| TASK DETAILS |
It is required that all of the data be written out exactly.

| DATA |
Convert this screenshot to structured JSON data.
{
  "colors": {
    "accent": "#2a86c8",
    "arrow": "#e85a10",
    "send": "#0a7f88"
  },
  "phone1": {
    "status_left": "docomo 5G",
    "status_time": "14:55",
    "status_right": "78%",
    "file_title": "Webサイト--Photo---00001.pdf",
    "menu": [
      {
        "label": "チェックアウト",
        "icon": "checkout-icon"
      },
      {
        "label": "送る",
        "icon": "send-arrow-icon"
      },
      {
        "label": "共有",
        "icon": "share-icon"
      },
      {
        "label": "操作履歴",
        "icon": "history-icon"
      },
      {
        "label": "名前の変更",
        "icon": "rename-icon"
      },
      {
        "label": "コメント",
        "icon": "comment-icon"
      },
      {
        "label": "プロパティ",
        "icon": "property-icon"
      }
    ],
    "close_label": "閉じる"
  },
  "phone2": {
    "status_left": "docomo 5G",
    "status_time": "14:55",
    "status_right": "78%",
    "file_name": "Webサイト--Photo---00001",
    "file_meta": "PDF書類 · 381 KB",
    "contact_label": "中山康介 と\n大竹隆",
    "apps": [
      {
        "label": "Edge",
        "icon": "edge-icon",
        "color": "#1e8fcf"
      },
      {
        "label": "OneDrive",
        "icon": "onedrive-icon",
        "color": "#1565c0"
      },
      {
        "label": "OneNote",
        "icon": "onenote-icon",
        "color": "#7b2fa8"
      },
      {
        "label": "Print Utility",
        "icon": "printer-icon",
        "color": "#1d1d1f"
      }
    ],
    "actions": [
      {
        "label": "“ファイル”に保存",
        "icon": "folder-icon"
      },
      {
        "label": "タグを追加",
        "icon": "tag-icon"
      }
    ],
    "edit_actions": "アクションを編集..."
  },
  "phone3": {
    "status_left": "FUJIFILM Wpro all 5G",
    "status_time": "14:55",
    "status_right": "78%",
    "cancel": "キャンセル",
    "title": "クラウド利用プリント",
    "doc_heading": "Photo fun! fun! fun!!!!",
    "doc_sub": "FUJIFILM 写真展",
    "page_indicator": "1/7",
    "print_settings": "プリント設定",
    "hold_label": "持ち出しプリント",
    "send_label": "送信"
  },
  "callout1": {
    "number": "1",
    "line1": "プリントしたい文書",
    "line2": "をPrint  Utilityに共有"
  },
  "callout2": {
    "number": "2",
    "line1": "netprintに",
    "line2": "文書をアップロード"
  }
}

| FINAL RESULT |
Convert this screenshot to structured JSON data.
{
  "colors": {
    "accent": "#2a86c8",
    "arrow": "#e85a10",
    "send": "#0a7f88"
  },
  "phone1": {
    "status_left": "docomo 5G",
    "status_time": "14:55",
    "status_right": "78%",
    "file_title": "Webサイト--Photo---00001.pdf",
    "menu": [
      {
        "label": "チェックアウト",
        "icon": "checkout-icon"
      },
      {
        "label": "送る",
        "icon": "send-arrow-icon"
      },
      {
        "label": "共有",
        "icon": "share-icon"
      },
      {
        "label": "操作履歴",
        "icon": "history-icon"
      },
      {
        "label": "名前の変更",
        "icon": "rename-icon"
      },
      {
        "label": "コメント",
        "icon": "comment-icon"
      },
      {
        "label": "プロパティ",
        "icon": "property-icon"
      }
    ],
    "close_label": "閉じる"
  },
  "phone2": {
    "status_left": "docomo 5G",
    "status_time": "14:55",
    "status_right": "78%",
    "file_name": "Webサイト--Photo---00001",
    "file_meta": "PDF書類 · 381 KB",
    "contact_label": "中山康介 と\n大竹隆",
    "apps": [
      {
        "label": "Edge",
        "icon": "edge-icon",
        "color": "#1e8fcf"
      },
      {
        "label": "OneDrive",
        "icon": "onedrive-icon",
        "color": "#1565c0"
      },
      {
        "label": "OneNote",
        "icon": "onenote-icon",
        "color": "#7b2fa8"
      },
      {
        "label": "Print Utility",
        "icon": "printer-icon",
        "color": "#1d1d1f"
      }
    ],
    "actions": [
      {
        "label": "“ファイル”に保存",
        "icon": "folder-icon"
      },
      {
        "label": "タグを追加",
        "icon": "tag-icon"
      }
    ],
    "edit_actions": "アクションを編集..."
  },
  "phone3": {
    "status_left": "FUJIFILM Wpro all 5G",
    "status_time": "14:55",
    "status_right": "78%",
    "cancel": "キャンセル",
    "title": "クラウド利用プリント",
    "doc_heading": "Photo fun! fun! fun!!!!",
    "doc_sub": "FUJIFILM 写真展",
    "page_indicator": "1/7",
    "print_settings": "プリント設定",
    "hold_label": "持ち出しプリント",
    "send_label": "送信"
  },
  "callout1": {
    "number": "1",
    "line1": "プリントしたい文書",
    "line2": "をPrint  Utilityに共有"
  },
  "callout2": {
    "number": "2",
    "line1": "netprintに",
    "line2": "文書をアップロード"
  }
}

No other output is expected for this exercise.